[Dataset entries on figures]
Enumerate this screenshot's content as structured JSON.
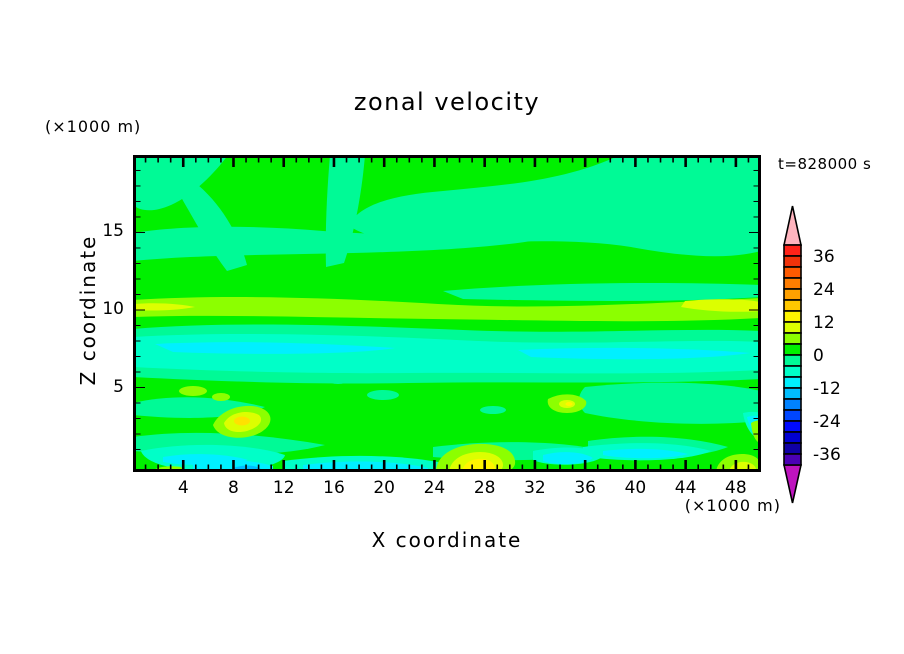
{
  "title": "zonal velocity",
  "annotations": {
    "time": "t=828000 s"
  },
  "axes": {
    "x": {
      "label": "X coordinate",
      "unit": "(×1000 m)",
      "range": [
        0,
        50
      ],
      "major_ticks": [
        4,
        8,
        12,
        16,
        20,
        24,
        28,
        32,
        36,
        40,
        44,
        48
      ],
      "tick_labels": [
        "4",
        "8",
        "12",
        "16",
        "20",
        "24",
        "28",
        "32",
        "36",
        "40",
        "44",
        "48"
      ],
      "minor_step": 1
    },
    "y": {
      "label": "Z coordinate",
      "unit": "(×1000 m)",
      "range": [
        0,
        20
      ],
      "major_ticks": [
        5,
        10,
        15
      ],
      "tick_labels": [
        "5",
        "10",
        "15"
      ],
      "minor_step": 1
    }
  },
  "colorbar": {
    "tick_labels": [
      {
        "label": "36",
        "level": 36
      },
      {
        "label": "24",
        "level": 24
      },
      {
        "label": "12",
        "level": 12
      },
      {
        "label": "0",
        "level": 0
      },
      {
        "label": "-12",
        "level": -12
      },
      {
        "label": "-24",
        "level": -24
      },
      {
        "label": "-36",
        "level": -36
      }
    ],
    "segments": [
      {
        "from": 36,
        "to": 40,
        "color": "#FF2319"
      },
      {
        "from": 32,
        "to": 36,
        "color": "#F0320A"
      },
      {
        "from": 28,
        "to": 32,
        "color": "#FF5A00"
      },
      {
        "from": 24,
        "to": 28,
        "color": "#FF7D00"
      },
      {
        "from": 20,
        "to": 24,
        "color": "#FFA000"
      },
      {
        "from": 16,
        "to": 20,
        "color": "#FFC800"
      },
      {
        "from": 12,
        "to": 16,
        "color": "#FFF500"
      },
      {
        "from": 8,
        "to": 12,
        "color": "#DCFF00"
      },
      {
        "from": 4,
        "to": 8,
        "color": "#8CFF00"
      },
      {
        "from": 0,
        "to": 4,
        "color": "#00F000"
      },
      {
        "from": -4,
        "to": 0,
        "color": "#00FA96"
      },
      {
        "from": -8,
        "to": -4,
        "color": "#00FFC8"
      },
      {
        "from": -12,
        "to": -8,
        "color": "#00F0FF"
      },
      {
        "from": -16,
        "to": -12,
        "color": "#00BEFF"
      },
      {
        "from": -20,
        "to": -16,
        "color": "#0082FF"
      },
      {
        "from": -24,
        "to": -20,
        "color": "#0046FF"
      },
      {
        "from": -28,
        "to": -24,
        "color": "#000AFF"
      },
      {
        "from": -32,
        "to": -28,
        "color": "#0000D2"
      },
      {
        "from": -36,
        "to": -32,
        "color": "#0F00A5"
      },
      {
        "from": -40,
        "to": -36,
        "color": "#4B00B4"
      }
    ],
    "over_arrow_color": "#FFB4BE",
    "under_arrow_color": "#BE14BE"
  },
  "chart_data": {
    "type": "heatmap",
    "subtype": "filled_contour",
    "title": "zonal velocity",
    "time_label": "t=828000 s",
    "xlabel": "X coordinate",
    "x_unit": "(×1000 m)",
    "ylabel": "Z coordinate",
    "y_unit": "(×1000 m)",
    "x_range": [
      0,
      50
    ],
    "z_range": [
      0,
      20
    ],
    "x_major_ticks": [
      4,
      8,
      12,
      16,
      20,
      24,
      28,
      32,
      36,
      40,
      44,
      48
    ],
    "z_major_ticks": [
      5,
      10,
      15
    ],
    "contour_interval": 4,
    "levels": [
      -40,
      -36,
      -32,
      -28,
      -24,
      -20,
      -16,
      -12,
      -8,
      -4,
      0,
      4,
      8,
      12,
      16,
      20,
      24,
      28,
      32,
      36,
      40
    ],
    "colorbar_tick_values": [
      36,
      24,
      12,
      0,
      -12,
      -24,
      -36
    ],
    "grid": false,
    "legend_position": "right-colorbar",
    "field_structure_approx": [
      {
        "z_band": [
          10.5,
          20
        ],
        "value_range": [
          -4,
          4
        ],
        "note": "upper layer near zero velocity: broad patches alternating between 0..4 (green) and -4..0 (spring green)"
      },
      {
        "z_band": [
          9,
          10.5
        ],
        "value_range": [
          4,
          12
        ],
        "note": "thin eastward jet band (chartreuse / yellow-green) spanning the full x range near z=10"
      },
      {
        "z_band": [
          6,
          8.5
        ],
        "value_range": [
          -12,
          -4
        ],
        "note": "westward band (aquamarine with cyan core) spanning the full x range near z=7"
      },
      {
        "z_band": [
          0,
          6
        ],
        "value_range": [
          -16,
          16
        ],
        "note": "mottled lower layer mixing -4..4 patches with local extrema"
      },
      {
        "point": {
          "x": 8.7,
          "z": 2.8
        },
        "value_range": [
          12,
          20
        ],
        "note": "local eastward maximum (gold/yellow core)"
      },
      {
        "point": {
          "x": 27.3,
          "z": 0.3
        },
        "value_range": [
          12,
          16
        ],
        "note": "eastward maximum at bottom boundary (yellow core)"
      },
      {
        "point": {
          "x": 34.6,
          "z": 3.9
        },
        "value_range": [
          8,
          16
        ],
        "note": "small eastward maximum (yellow speck)"
      },
      {
        "point": {
          "x": 48.5,
          "z": 0.3
        },
        "value_range": [
          8,
          12
        ],
        "note": "yellow-green spot at bottom right"
      },
      {
        "point": {
          "x": 9.1,
          "z": 0.1
        },
        "value_range": [
          -16,
          -12
        ],
        "note": "westward minimum sliver (blue) at bottom boundary"
      }
    ]
  }
}
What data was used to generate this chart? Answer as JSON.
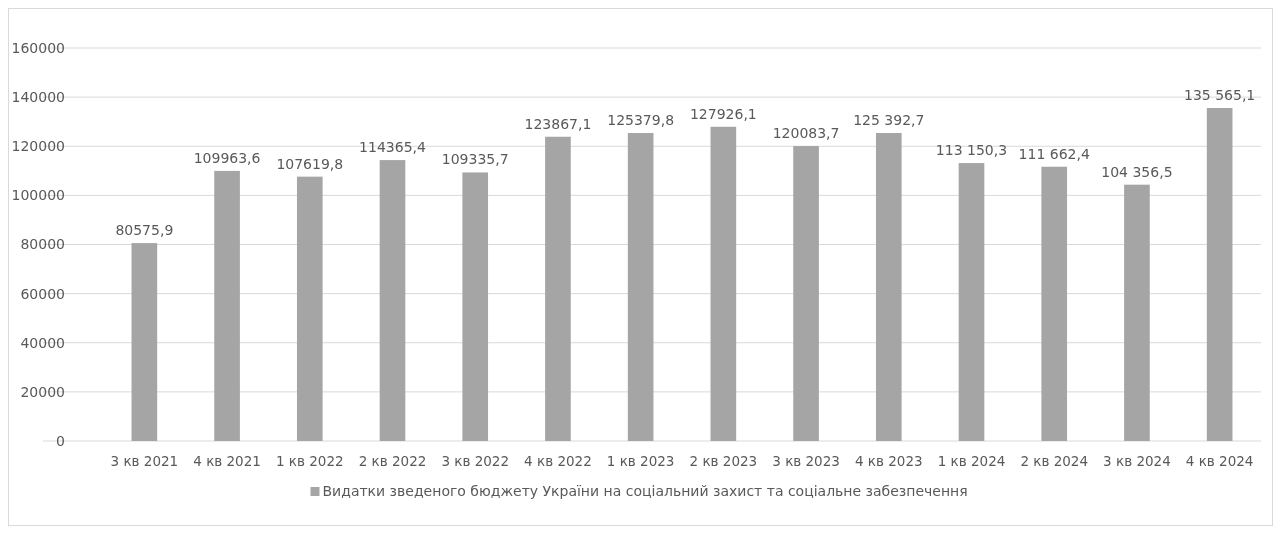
{
  "chart_data": {
    "type": "bar",
    "categories": [
      "3 кв 2021",
      "4 кв 2021",
      "1 кв 2022",
      "2 кв 2022",
      "3 кв 2022",
      "4 кв 2022",
      "1 кв 2023",
      "2 кв 2023",
      "3 кв 2023",
      "4 кв 2023",
      "1 кв 2024",
      "2 кв 2024",
      "3 кв 2024",
      "4 кв 2024"
    ],
    "series": [
      {
        "name": "Видатки зведеного бюджету України на соціальний захист та соціальне забезпечення",
        "color": "#a5a5a5",
        "values": [
          80575.9,
          109963.6,
          107619.8,
          114365.4,
          109335.7,
          123867.1,
          125379.8,
          127926.1,
          120083.7,
          125392.7,
          113150.3,
          111662.4,
          104356.5,
          135565.1
        ],
        "value_labels": [
          "80575,9",
          "109963,6",
          "107619,8",
          "114365,4",
          "109335,7",
          "123867,1",
          "125379,8",
          "127926,1",
          "120083,7",
          "125 392,7",
          "113 150,3",
          "111 662,4",
          "104 356,5",
          "135 565,1"
        ]
      }
    ],
    "ylim": [
      0,
      160000
    ],
    "yticks": [
      0,
      20000,
      40000,
      60000,
      80000,
      100000,
      120000,
      140000,
      160000
    ],
    "grid": "y",
    "legend": "bottom"
  }
}
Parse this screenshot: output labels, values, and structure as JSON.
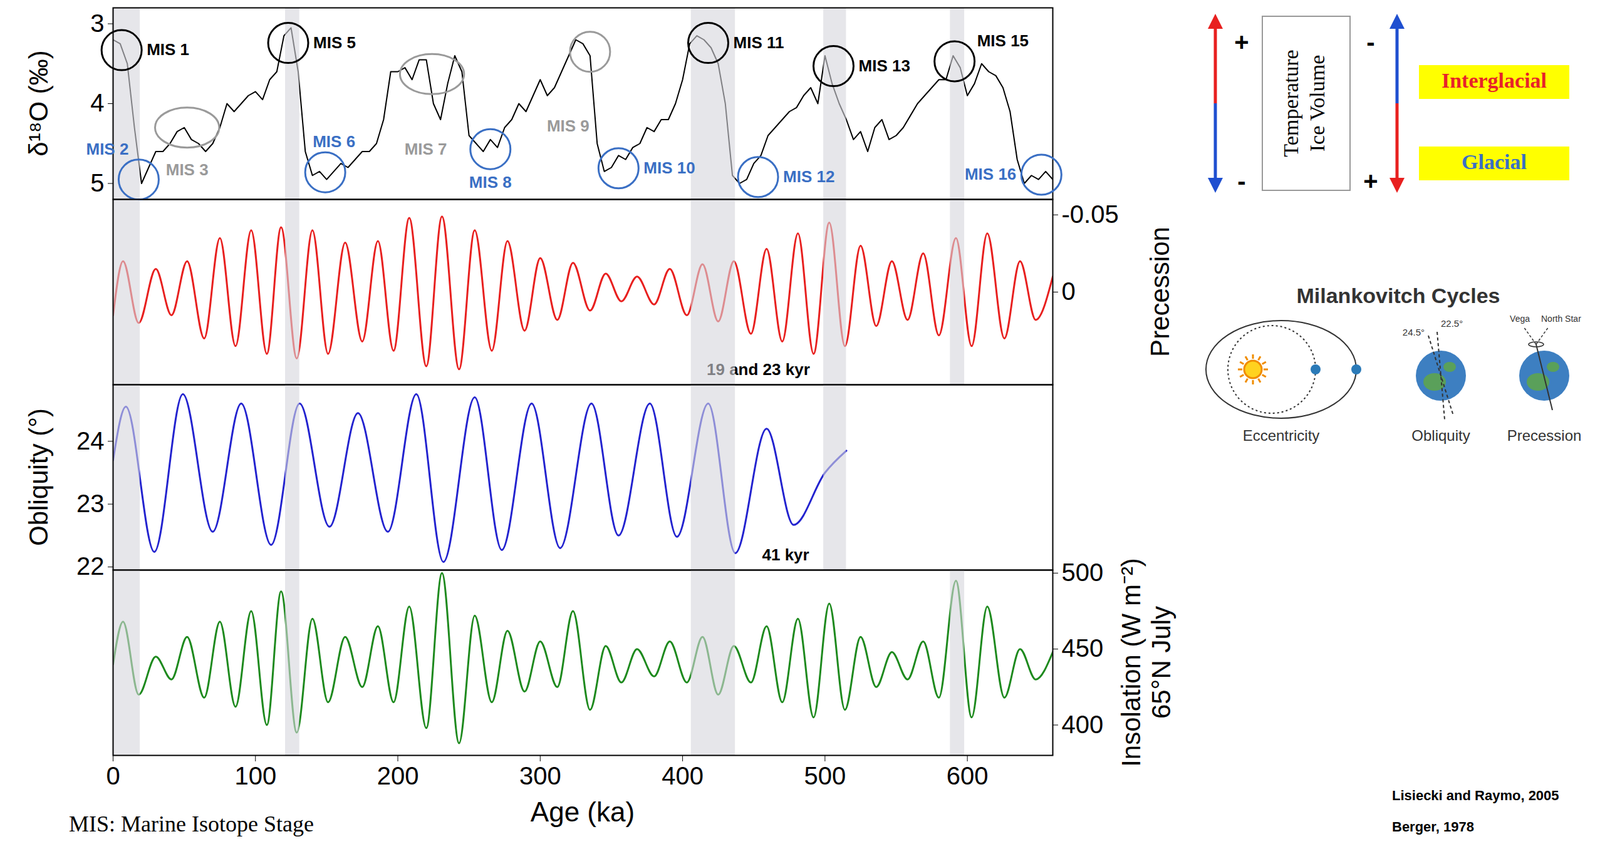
{
  "chart_data": [
    {
      "type": "line",
      "ylabel": "δ¹⁸O (‰)",
      "x": [
        0,
        5,
        10,
        15,
        20,
        25,
        30,
        35,
        40,
        45,
        50,
        55,
        60,
        65,
        70,
        75,
        80,
        85,
        90,
        95,
        100,
        105,
        110,
        115,
        120,
        125,
        130,
        135,
        140,
        145,
        150,
        155,
        160,
        165,
        170,
        175,
        180,
        185,
        190,
        195,
        200,
        205,
        210,
        215,
        220,
        225,
        230,
        235,
        240,
        245,
        250,
        255,
        260,
        265,
        270,
        275,
        280,
        285,
        290,
        295,
        300,
        305,
        310,
        315,
        320,
        325,
        330,
        335,
        340,
        345,
        350,
        355,
        360,
        365,
        370,
        375,
        380,
        385,
        390,
        395,
        400,
        405,
        410,
        415,
        420,
        425,
        430,
        435,
        440,
        445,
        450,
        455,
        460,
        465,
        470,
        475,
        480,
        485,
        490,
        495,
        500,
        505,
        510,
        515,
        520,
        525,
        530,
        535,
        540,
        545,
        550,
        555,
        560,
        565,
        570,
        575,
        580,
        585,
        590,
        595,
        600,
        605,
        610,
        615,
        620,
        625,
        630,
        635,
        640,
        645,
        650,
        655,
        660
      ],
      "series": [
        {
          "color": "#000000",
          "values": [
            3.2,
            3.25,
            3.5,
            4.3,
            5.0,
            4.8,
            4.6,
            4.6,
            4.5,
            4.35,
            4.3,
            4.45,
            4.5,
            4.6,
            4.5,
            4.3,
            4.0,
            4.1,
            4.0,
            3.9,
            3.85,
            3.95,
            3.7,
            3.6,
            3.15,
            3.05,
            3.6,
            4.6,
            4.9,
            4.85,
            4.95,
            4.85,
            4.75,
            4.8,
            4.7,
            4.6,
            4.6,
            4.5,
            4.2,
            3.6,
            3.6,
            3.55,
            3.7,
            3.45,
            3.45,
            4.0,
            4.2,
            3.75,
            3.4,
            3.6,
            4.4,
            4.5,
            4.6,
            4.45,
            4.55,
            4.3,
            4.2,
            4.0,
            4.1,
            3.9,
            3.7,
            3.9,
            3.8,
            3.6,
            3.4,
            3.2,
            3.25,
            3.4,
            4.5,
            4.85,
            4.8,
            4.65,
            4.7,
            4.55,
            4.5,
            4.3,
            4.35,
            4.2,
            4.2,
            4.0,
            3.7,
            3.25,
            3.15,
            3.2,
            3.3,
            3.5,
            4.0,
            4.9,
            5.0,
            4.95,
            4.75,
            4.65,
            4.4,
            4.3,
            4.2,
            4.1,
            4.05,
            3.9,
            3.8,
            4.0,
            3.4,
            3.75,
            4.0,
            4.2,
            4.45,
            4.35,
            4.6,
            4.3,
            4.2,
            4.45,
            4.4,
            4.3,
            4.15,
            4.0,
            3.9,
            3.8,
            3.7,
            3.7,
            3.4,
            3.55,
            3.9,
            3.75,
            3.5,
            3.6,
            3.65,
            3.8,
            4.1,
            4.7,
            5.0,
            4.9,
            4.95,
            4.85,
            4.95
          ]
        }
      ],
      "xlim": [
        0,
        660
      ],
      "ylim": [
        5.2,
        2.8
      ],
      "yticks": [
        3,
        4,
        5
      ],
      "tick_labels": "y",
      "shaded_intervals": [
        [
          0,
          19
        ],
        [
          121,
          131
        ],
        [
          406,
          437
        ],
        [
          499,
          515
        ],
        [
          588,
          598
        ]
      ],
      "annotations": [
        {
          "text": "MIS 1",
          "x": 6,
          "y": 3.33,
          "color": "#000000",
          "marker": "circle"
        },
        {
          "text": "MIS 2",
          "x": 18,
          "y": 4.95,
          "color": "#3a6fc4",
          "marker": "circle"
        },
        {
          "text": "MIS 3",
          "x": 52,
          "y": 4.3,
          "color": "#9a9a9a",
          "marker": "ellipse"
        },
        {
          "text": "MIS 5",
          "x": 123,
          "y": 3.24,
          "color": "#000000",
          "marker": "circle"
        },
        {
          "text": "MIS 6",
          "x": 149,
          "y": 4.86,
          "color": "#3a6fc4",
          "marker": "circle"
        },
        {
          "text": "MIS 7",
          "x": 224,
          "y": 3.63,
          "color": "#9a9a9a",
          "marker": "ellipse"
        },
        {
          "text": "MIS 8",
          "x": 265,
          "y": 4.57,
          "color": "#3a6fc4",
          "marker": "circle"
        },
        {
          "text": "MIS 9",
          "x": 335,
          "y": 3.35,
          "color": "#9a9a9a",
          "marker": "circle"
        },
        {
          "text": "MIS 10",
          "x": 355,
          "y": 4.81,
          "color": "#3a6fc4",
          "marker": "circle"
        },
        {
          "text": "MIS 11",
          "x": 418,
          "y": 3.24,
          "color": "#000000",
          "marker": "circle"
        },
        {
          "text": "MIS 12",
          "x": 453,
          "y": 4.92,
          "color": "#3a6fc4",
          "marker": "circle"
        },
        {
          "text": "MIS 13",
          "x": 506,
          "y": 3.53,
          "color": "#000000",
          "marker": "circle"
        },
        {
          "text": "MIS 15",
          "x": 591,
          "y": 3.47,
          "color": "#000000",
          "marker": "circle"
        },
        {
          "text": "MIS 16",
          "x": 652,
          "y": 4.89,
          "color": "#3a6fc4",
          "marker": "circle"
        }
      ]
    },
    {
      "type": "line",
      "y2label": "Precession",
      "x": [
        0,
        7,
        18,
        30,
        41,
        52,
        64,
        75,
        86,
        97,
        108,
        118,
        129,
        140,
        151,
        163,
        175,
        186,
        197,
        208,
        220,
        231,
        243,
        254,
        266,
        277,
        289,
        300,
        312,
        323,
        335,
        346,
        357,
        368,
        380,
        391,
        403,
        414,
        425,
        436,
        448,
        459,
        470,
        481,
        492,
        503,
        514,
        525,
        536,
        547,
        558,
        569,
        580,
        592,
        603,
        614,
        626,
        637,
        648,
        660
      ],
      "series": [
        {
          "color": "#e8201f",
          "axis": "y2",
          "values": [
            0.015,
            -0.02,
            0.02,
            -0.015,
            0.015,
            -0.02,
            0.03,
            -0.035,
            0.035,
            -0.04,
            0.04,
            -0.042,
            0.043,
            -0.04,
            0.04,
            -0.032,
            0.032,
            -0.033,
            0.038,
            -0.048,
            0.048,
            -0.049,
            0.05,
            -0.04,
            0.038,
            -0.033,
            0.025,
            -0.022,
            0.018,
            -0.019,
            0.012,
            -0.012,
            0.006,
            -0.01,
            0.008,
            -0.015,
            0.015,
            -0.018,
            0.019,
            -0.02,
            0.027,
            -0.028,
            0.032,
            -0.038,
            0.04,
            -0.045,
            0.035,
            -0.03,
            0.022,
            -0.02,
            0.018,
            -0.025,
            0.028,
            -0.035,
            0.035,
            -0.038,
            0.03,
            -0.02,
            0.018,
            -0.01
          ]
        }
      ],
      "xlim": [
        0,
        660
      ],
      "y2lim": [
        0.06,
        -0.06
      ],
      "y2ticks": [
        -0.05,
        0
      ],
      "tick_labels": "y",
      "shaded_intervals": [
        [
          0,
          19
        ],
        [
          121,
          131
        ],
        [
          406,
          437
        ],
        [
          499,
          515
        ],
        [
          588,
          598
        ]
      ],
      "annotations": [
        {
          "text": "19 and 23 kyr"
        }
      ]
    },
    {
      "type": "line",
      "ylabel": "Obliquity (°)",
      "x": [
        0,
        9,
        29,
        49,
        70,
        90,
        111,
        131,
        152,
        172,
        193,
        213,
        232,
        254,
        273,
        294,
        314,
        336,
        355,
        377,
        396,
        418,
        437,
        459,
        478,
        500,
        515
      ],
      "series": [
        {
          "color": "#2323cf",
          "values": [
            23.7,
            24.55,
            22.24,
            24.75,
            22.56,
            24.6,
            22.35,
            24.6,
            22.64,
            24.45,
            22.56,
            24.75,
            22.08,
            24.7,
            22.27,
            24.6,
            22.3,
            24.6,
            22.5,
            24.6,
            22.48,
            24.6,
            22.22,
            24.2,
            22.67,
            23.5,
            23.85
          ]
        }
      ],
      "xlim": [
        0,
        660
      ],
      "ylim": [
        21.95,
        24.9
      ],
      "yticks": [
        22,
        23,
        24
      ],
      "tick_labels": "y",
      "shaded_intervals": [
        [
          0,
          19
        ],
        [
          121,
          131
        ],
        [
          406,
          437
        ],
        [
          499,
          515
        ]
      ],
      "annotations": [
        {
          "text": "41 kyr"
        }
      ]
    },
    {
      "type": "line",
      "y2label": "Insolation (W m⁻²)\n65°N July",
      "xlabel": "Age (ka)",
      "x": [
        0,
        7,
        18,
        30,
        41,
        52,
        64,
        75,
        86,
        97,
        108,
        118,
        129,
        140,
        151,
        163,
        175,
        186,
        197,
        208,
        220,
        231,
        243,
        254,
        266,
        277,
        289,
        300,
        312,
        323,
        335,
        346,
        357,
        368,
        380,
        391,
        403,
        414,
        425,
        436,
        448,
        459,
        470,
        481,
        492,
        503,
        514,
        525,
        536,
        547,
        558,
        569,
        580,
        592,
        603,
        614,
        626,
        637,
        648,
        660
      ],
      "series": [
        {
          "color": "#1e8a1e",
          "axis": "y2",
          "values": [
            440,
            468,
            420,
            445,
            430,
            458,
            418,
            468,
            412,
            475,
            400,
            488,
            395,
            470,
            415,
            458,
            425,
            465,
            415,
            478,
            398,
            500,
            388,
            472,
            415,
            462,
            422,
            455,
            425,
            475,
            410,
            452,
            428,
            450,
            432,
            455,
            428,
            458,
            420,
            452,
            428,
            465,
            415,
            470,
            405,
            480,
            410,
            458,
            425,
            448,
            430,
            455,
            418,
            495,
            405,
            478,
            418,
            450,
            430,
            448
          ]
        }
      ],
      "xlim": [
        0,
        660
      ],
      "xticks": [
        0,
        100,
        200,
        300,
        400,
        500,
        600
      ],
      "y2lim": [
        380,
        502
      ],
      "y2ticks": [
        400,
        450,
        500
      ],
      "shaded_intervals": [
        [
          0,
          19
        ],
        [
          121,
          131
        ],
        [
          406,
          437
        ],
        [
          588,
          598
        ]
      ]
    }
  ],
  "key": {
    "left_signs": [
      "+",
      "-"
    ],
    "labels": [
      "Temperature",
      "Ice Volume"
    ],
    "right_signs": [
      "-",
      "+"
    ],
    "states": [
      {
        "text": "Interglacial",
        "color": "#e8222a"
      },
      {
        "text": "Glacial",
        "color": "#3a6fc4"
      }
    ]
  },
  "diagram": {
    "title": "Milankovitch Cycles",
    "panels": [
      {
        "label": "Eccentricity"
      },
      {
        "label": "Obliquity",
        "angles": [
          "24.5°",
          "22.5°"
        ]
      },
      {
        "label": "Precession",
        "stars": [
          "Vega",
          "North Star"
        ]
      }
    ]
  },
  "footnote": "MIS: Marine Isotope Stage",
  "sources": [
    "Lisiecki and Raymo, 2005",
    "Berger, 1978"
  ]
}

Your task
Search the listing for the string "core". Copy each line where it turns up.

Finished exercise
        "note": "westward band (aquamarine with cyan core) spanning the full x range near z=7"
        "note": "local eastward maximum (gold/yellow core)"
        "note": "eastward maximum at bottom boundary (yellow core)"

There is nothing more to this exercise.